> AUFGABEN:
1: Beantworte anhand des MUDVAYNE-Interviews:
(a) An welchem Tag und in welcher Stadt fand das Gespräch statt?
(b) Welches Instrument spielt Greg Tribbett?
(c) Wann soll das neue Album erscheinen?
2: Gib den Abschnitt des MUDVAYNE-Interviews von „MUDVAYNE: Interview mit“ bis „soweit ich weiß.“ wortgetreu wieder.
3: Schreib das MUDVAYNE-Interview im Anschluss an seinen letzten Satz weiter.

> AUSZUG:
___

MUDVAYNE: Interview mit Chad Gray, Ryan Martinie & Greg Tribbett
03.03.2005 | 23:07Nach zweijähriger Abstinenz auf deutschen Bühnen meldeten sich nun MUDVAYNE mit einer Clubtour durch Europa zurück. Um ihr neues Album zu promoten und um ein Zeichen zu setzen, für alle wartezeitbedingten Skeptiker wie mich. Obwohl sich Interview-Partner Chad Gray (Gesang) mit einer deftigen Magenverstimmung herumschlug, war ein Co-Interview von Dennis Hirth ( http://www.mudvayne-online.de ) und mir im Inneren des Tourbus am Nachmittag des ersten Auftritts am 21.02.05 in Bochum möglich. Niedergeschlagen wirkte Chad, der dennoch unsere Fragen so gut es ging beantwortete. Außerdem stellten sich Greg Tribbett (Gitarre) und Ryan Martinie (Bass) unseren Fragen.
Dennis:
Das neue Album steht kurz vor der Veröffentlichung, April, soweit ich weiß.
Chad:
Ja, am 12. April.
Dennis:
Warum aber hat es solange gedauert, schließlich war das Album schon Ende 2004 fertig?
Chad:
Ja, aber ihr müsst verstehen, dass wir als Band die letzten fünf Jahre nonstop gearbeitet haben - Touren, Aufnahmen... Wir wollten die Gelegenheit für eine kleine Pause ausnutzen.

___

> DATENZEILEN:
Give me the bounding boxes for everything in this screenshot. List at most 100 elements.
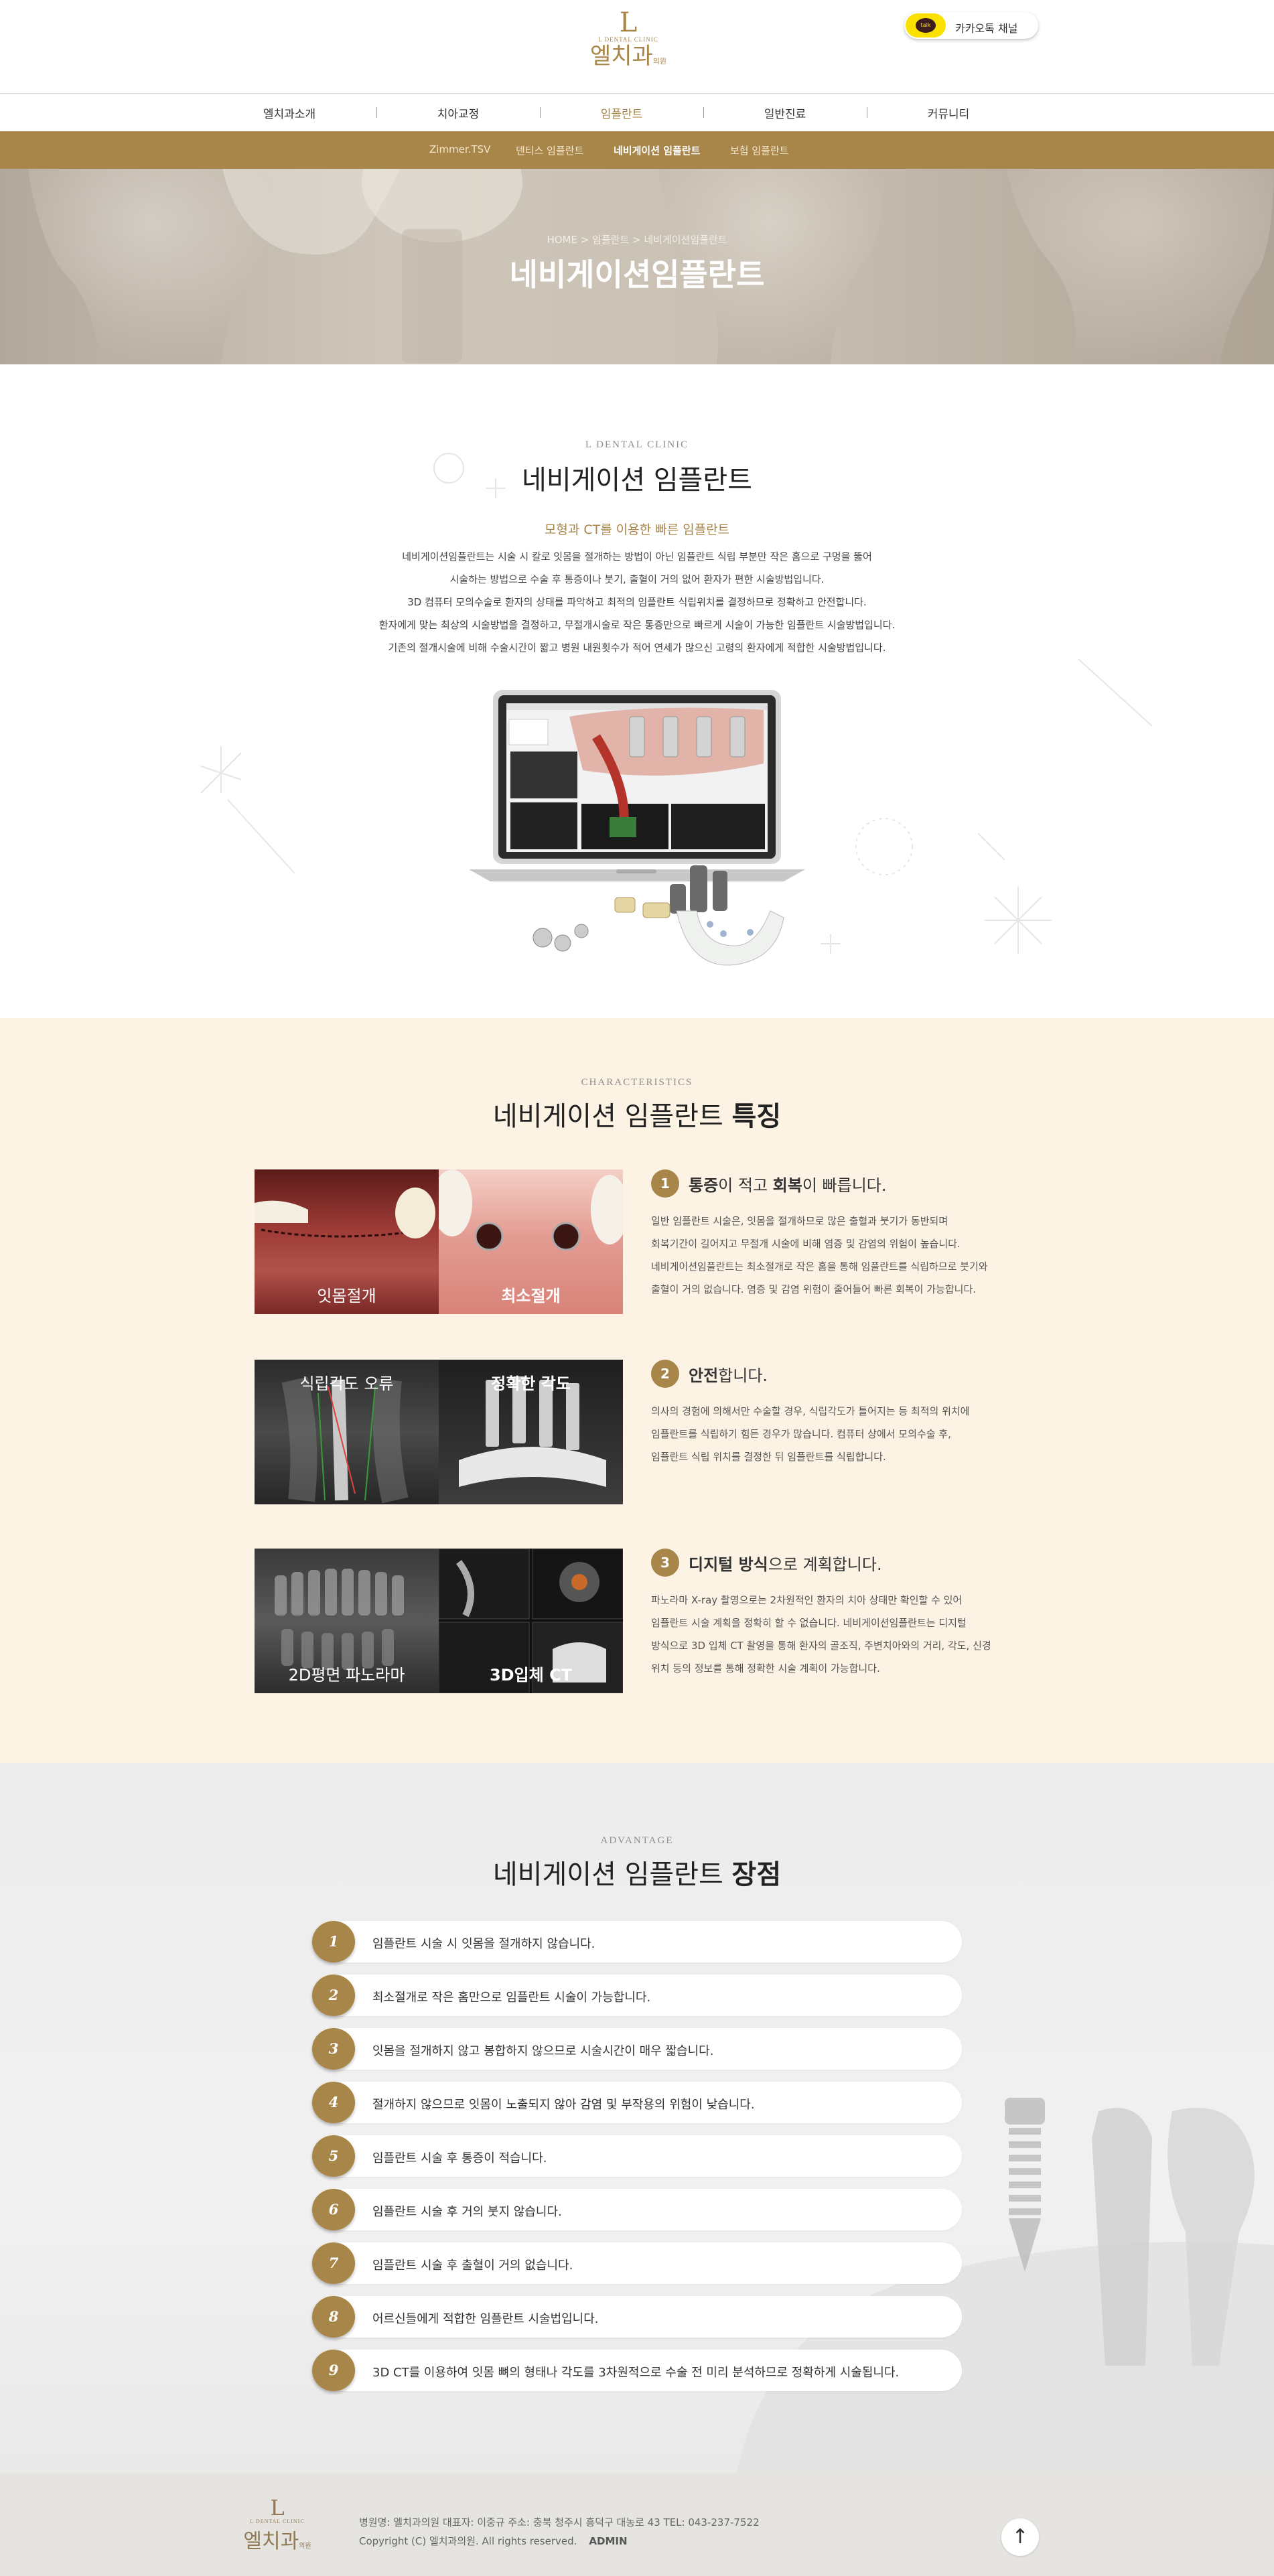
- advantage-item: 4 절개하지 않으므로 잇몸이 노출되지 않아 감염 및 부작용의 위험이 낮습니…: [312, 2082, 962, 2123]
- title-normal: 네비게이션 임플란트: [492, 1859, 732, 1890]
- breadcrumb: HOME > 임플란트 > 네비게이션임플란트: [547, 234, 727, 246]
- logo-tagline: L DENTAL CLINIC: [598, 36, 658, 43]
- image-caption: 식립각도 오류: [299, 1374, 394, 1393]
- site-header: Ⅼ L DENTAL CLINIC 엘치과의원 talk 카카오톡 채널: [0, 0, 1274, 94]
- title-bold: 장점: [731, 1859, 782, 1890]
- advantage-text: 임플란트 시술 시 잇몸을 절개하지 않습니다.: [372, 1937, 595, 1951]
- footer-logo-mark-icon: Ⅼ: [270, 2495, 285, 2520]
- hero-banner: HOME > 임플란트 > 네비게이션임플란트 네비게이션임플란트: [0, 169, 1274, 364]
- desc-line: 임플란트를 식립하기 힘든 경우가 많습니다. 컴퓨터 상에서 모의수술 후,: [651, 1428, 951, 1440]
- advantage-number: 3: [312, 2028, 355, 2070]
- footer-logo-tagline: L DENTAL CLINIC: [250, 2518, 305, 2524]
- ct-3d-scan: 3D입체 CT: [439, 1549, 623, 1693]
- advantage-item: 3 잇몸을 절개하지 않고 봉합하지 않으므로 시술시간이 매우 짧습니다.: [312, 2028, 962, 2070]
- kakao-icon: talk: [906, 13, 946, 38]
- footer-logo-suffix: 의원: [299, 2543, 311, 2550]
- section-eyebrow: CHARACTERISTICS: [581, 1077, 693, 1088]
- advantage-text: 잇몸을 절개하지 않고 봉합하지 않으므로 시술시간이 매우 짧습니다.: [372, 2044, 714, 2058]
- correct-angle-xray: 정확한 각도: [439, 1360, 623, 1504]
- desc-line: 위치 등의 정보를 통해 정확한 시술 계획이 가능합니다.: [651, 1662, 880, 1674]
- feature-item: 2D평면 파노라마 3D입체 CT 3 디지털 방식으로 계획합니다. 파노라마…: [255, 1549, 1019, 1697]
- nav-item-general[interactable]: 일반진료: [718, 104, 852, 121]
- desc-line: 회복기간이 길어지고 무절개 시술에 비해 염증 및 감염의 위험이 높습니다.: [651, 1238, 961, 1250]
- feature-number: 1: [651, 1169, 679, 1198]
- feature-title: 통증이 적고 회복이 빠릅니다.: [689, 1172, 887, 1196]
- advantage-text: 임플란트 시술 후 거의 붓지 않습니다.: [372, 2205, 562, 2219]
- image-caption: 정확한 각도: [491, 1374, 571, 1393]
- footer-address: 병원명: 엘치과의원 대표자: 이중규 주소: 충북 청주시 흥덕구 대농로 4…: [359, 2516, 760, 2528]
- sub-nav: Zimmer.TSV 덴티스 임플란트 네비게이션 임플란트 보험 임플란트: [0, 131, 1274, 169]
- advantage-number: 7: [312, 2242, 355, 2284]
- kakao-channel-button[interactable]: talk 카카오톡 채널: [904, 12, 1038, 39]
- footer-logo[interactable]: Ⅼ L DENTAL CLINIC 엘치과의원: [230, 2497, 324, 2564]
- desc-line: 의사의 경험에 의해서만 수술할 경우, 식립각도가 틀어지는 등 최적의 위치…: [651, 1405, 970, 1417]
- advantage-text: 최소절개로 작은 홈만으로 임플란트 시술이 가능합니다.: [372, 1991, 651, 2005]
- scroll-to-top-button[interactable]: ↑: [1001, 2518, 1039, 2556]
- advantage-number: 2: [312, 1975, 355, 2016]
- advantage-text: 임플란트 시술 후 출혈이 거의 없습니다.: [372, 2259, 573, 2273]
- advantage-item: 6 임플란트 시술 후 거의 붓지 않습니다.: [312, 2189, 962, 2230]
- angle-error-xray: 식립각도 오류: [255, 1360, 439, 1504]
- panorama-vs-ct-image: 2D평면 파노라마 3D입체 CT: [255, 1549, 623, 1693]
- advantage-number: 8: [312, 2296, 355, 2338]
- subnav-item-navigation[interactable]: 네비게이션 임플란트: [614, 143, 700, 157]
- desc-line: 방식으로 3D 입체 CT 촬영을 통해 환자의 골조직, 주변치아와의 거리,…: [651, 1640, 991, 1652]
- advantage-section: ADVANTAGE 네비게이션 임플란트 장점 1 임플란트 시술 시 잇몸을 절…: [0, 1763, 1274, 2473]
- feature-number: 3: [651, 1549, 679, 1577]
- intro-line: 시술하는 방법으로 수술 후 통증이나 붓기, 출혈이 거의 없어 환자가 편한…: [449, 573, 825, 585]
- desc-line: 파노라마 X-ray 촬영으로는 2차원적인 환자의 치아 상태만 확인할 수 …: [651, 1594, 963, 1606]
- logo-suffix: 의원: [652, 57, 667, 66]
- footer-info: 병원명: 엘치과의원 대표자: 이중규 주소: 충북 청주시 흥덕구 대농로 4…: [359, 2513, 760, 2551]
- section-subtitle: 모형과 CT를 이용한 빠른 임플란트: [544, 522, 730, 537]
- advantage-text: 절개하지 않으므로 잇몸이 노출되지 않아 감염 및 부작용의 위험이 낮습니다…: [372, 2098, 755, 2112]
- nav-divider: [703, 107, 704, 118]
- nav-item-community[interactable]: 커뮤니티: [881, 104, 1015, 121]
- desc-line: 출혈이 거의 없습니다. 염증 및 감염 위험이 줄어들어 빠른 회복이 가능합…: [651, 1283, 977, 1295]
- desc-line: 일반 임플란트 시술은, 잇몸을 절개하므로 많은 출혈과 붓기가 동반되며: [651, 1215, 948, 1227]
- nav-item-about[interactable]: 엘치과소개: [222, 104, 356, 121]
- gum-incision-comparison-image: 잇몸절개 최소절개: [255, 1169, 623, 1314]
- nav-item-implant[interactable]: 임플란트: [555, 104, 689, 121]
- logo-name: 엘치과: [589, 43, 653, 70]
- advantage-item: 8 어르신들에게 적합한 임플란트 시술법입니다.: [312, 2296, 962, 2338]
- intro-line: 네비게이션임플란트는 시술 시 칼로 잇몸을 절개하는 방법이 아닌 임플란트 …: [402, 551, 872, 563]
- intro-section: L DENTAL CLINIC 네비게이션 임플란트 모형과 CT를 이용한 빠…: [0, 364, 1274, 1018]
- advantage-text: 어르신들에게 적합한 임플란트 시술법입니다.: [372, 2312, 599, 2326]
- advantage-number: 9: [312, 2350, 355, 2391]
- image-caption: 2D평면 파노라마: [288, 1666, 405, 1685]
- advantage-text: 임플란트 시술 후 통증이 적습니다.: [372, 2151, 547, 2165]
- image-caption: 최소절개: [501, 1287, 561, 1305]
- advantage-number: 5: [312, 2135, 355, 2177]
- feature-title-bold: 안전: [689, 1366, 719, 1385]
- feature-description: 일반 임플란트 시술은, 잇몸을 절개하므로 많은 출혈과 붓기가 동반되며 회…: [651, 1210, 1026, 1301]
- kakao-icon-text: talk: [916, 18, 936, 33]
- arrow-up-icon: ↑: [1011, 2525, 1029, 2549]
- logo-mark-icon: Ⅼ: [619, 7, 638, 38]
- feature-title-bold: 통증: [689, 1176, 719, 1195]
- intro-line: 3D 컴퓨터 모의수술로 환자의 상태를 파악하고 최적의 임플란트 식립위치를…: [407, 596, 867, 608]
- feature-description: 의사의 경험에 의해서만 수술할 경우, 식립각도가 틀어지는 등 최적의 위치…: [651, 1400, 1026, 1468]
- subnav-item-zimmer[interactable]: Zimmer.TSV: [429, 143, 490, 155]
- nav-divider: [376, 107, 377, 118]
- advantage-number: 4: [312, 2082, 355, 2123]
- characteristics-section: CHARACTERISTICS 네비게이션 임플란트 특징 잇몸절개 최소절개 …: [0, 1018, 1274, 1763]
- image-caption: 잇몸절개: [317, 1287, 376, 1305]
- nav-item-ortho[interactable]: 치아교정: [391, 104, 525, 121]
- advantage-number: 1: [312, 1921, 355, 1962]
- feature-title-text: 합니다.: [718, 1366, 768, 1385]
- admin-link[interactable]: ADMIN: [589, 2535, 627, 2547]
- panorama-xray: 2D평면 파노라마: [255, 1549, 439, 1693]
- subnav-item-dentis[interactable]: 덴티스 임플란트: [516, 143, 583, 157]
- feature-title-text: 이 빠릅니다.: [802, 1176, 887, 1195]
- footer-copyright: Copyright (C) 엘치과의원. All rights reserved…: [359, 2535, 577, 2547]
- intro-line: 환자에게 맞는 최상의 시술방법을 결정하고, 무절개시술로 작은 통증만으로 …: [378, 619, 896, 631]
- feature-title-bold: 회복: [772, 1176, 802, 1195]
- incision-photo: 잇몸절개: [255, 1169, 439, 1314]
- feature-item: 잇몸절개 최소절개 1 통증이 적고 회복이 빠릅니다. 일반 임플란트 시술은…: [255, 1169, 1019, 1318]
- section-title: 네비게이션 임플란트 장점: [0, 1853, 1274, 1891]
- subnav-item-insurance[interactable]: 보험 임플란트: [730, 143, 789, 157]
- site-footer: Ⅼ L DENTAL CLINIC 엘치과의원 병원명: 엘치과의원 대표자: …: [0, 2473, 1274, 2576]
- site-logo[interactable]: Ⅼ L DENTAL CLINIC 엘치과의원: [581, 9, 675, 83]
- feature-description: 파노라마 X-ray 촬영으로는 2차원적인 환자의 치아 상태만 확인할 수 …: [651, 1589, 1026, 1680]
- minimal-incision-photo: 최소절개: [439, 1169, 623, 1314]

___

> ANTWORTEN:
1:
(a) Am 21.02.05 in Bochum
(b) Gitarre
(c) Am 12. April

2:
MUDVAYNE: Interview mit Chad Gray, Ryan Martinie & Greg Tribbett
03.03.2005 | 23:07Nach zweijähriger Abstinenz auf deutschen Bühnen meldeten sich nun MUDVAYNE mit einer Clubtour durch Europa zurück. Um ihr neues Album zu promoten und um ein Zeichen zu setzen, für alle wartezeitbedingten Skeptiker wie mich. Obwohl sich Interview-Partner Chad Gray (Gesang) mit einer deftigen Magenverstimmung herumschlug, war ein Co-Interview von Dennis Hirth ( http://www.mudvayne-online.de ) und mir im Inneren des Tourbus am Nachmittag des ersten Auftritts am 21.02.05 in Bochum möglich. Niedergeschlagen wirkte Chad, der dennoch unsere Fragen so gut es ging beantwortete. Außerdem stellten sich Greg Tribbett (Gitarre) und Ryan Martinie (Bass) unseren Fragen.
Dennis:
Das neue Album steht kurz vor der Veröffentlichung, April, soweit ich weiß.

3:
Dennis:
Der Titel wird "Lost & Found" sein. Ich interpretiere den Titel so, dass ihr als Band etwas verloren hattet, das ihr nun wieder gefunden habt. Ist da was dran, oder wie ist der Titel zu verstehen?
Chad:
"Lost" bezieht sich mehr auf das, was man als Person verloren hat, auf etwas, das man als menschliches Wesen nie gehabt hat und das man nur durch Lebenserfahrung, Erinnerungen und Zeit finden kann.
Dennis:
Also ist es eher persönlich gemeint?
Chad:
Es ist persönlich, global gesehen, und vor allem für die Band, die Menschen in dieser Band und all die Dinge, die wir zusammen durchgemacht haben. Und das seit mittlerweile neun Jahren.
Dennis:
Ich selbst habe eine eigene Band, somit kenne ich einige Wege Musik zu schreiben. Wie muss ich mir den Alltag in MUDVAYNEs Proberaum vorstellen?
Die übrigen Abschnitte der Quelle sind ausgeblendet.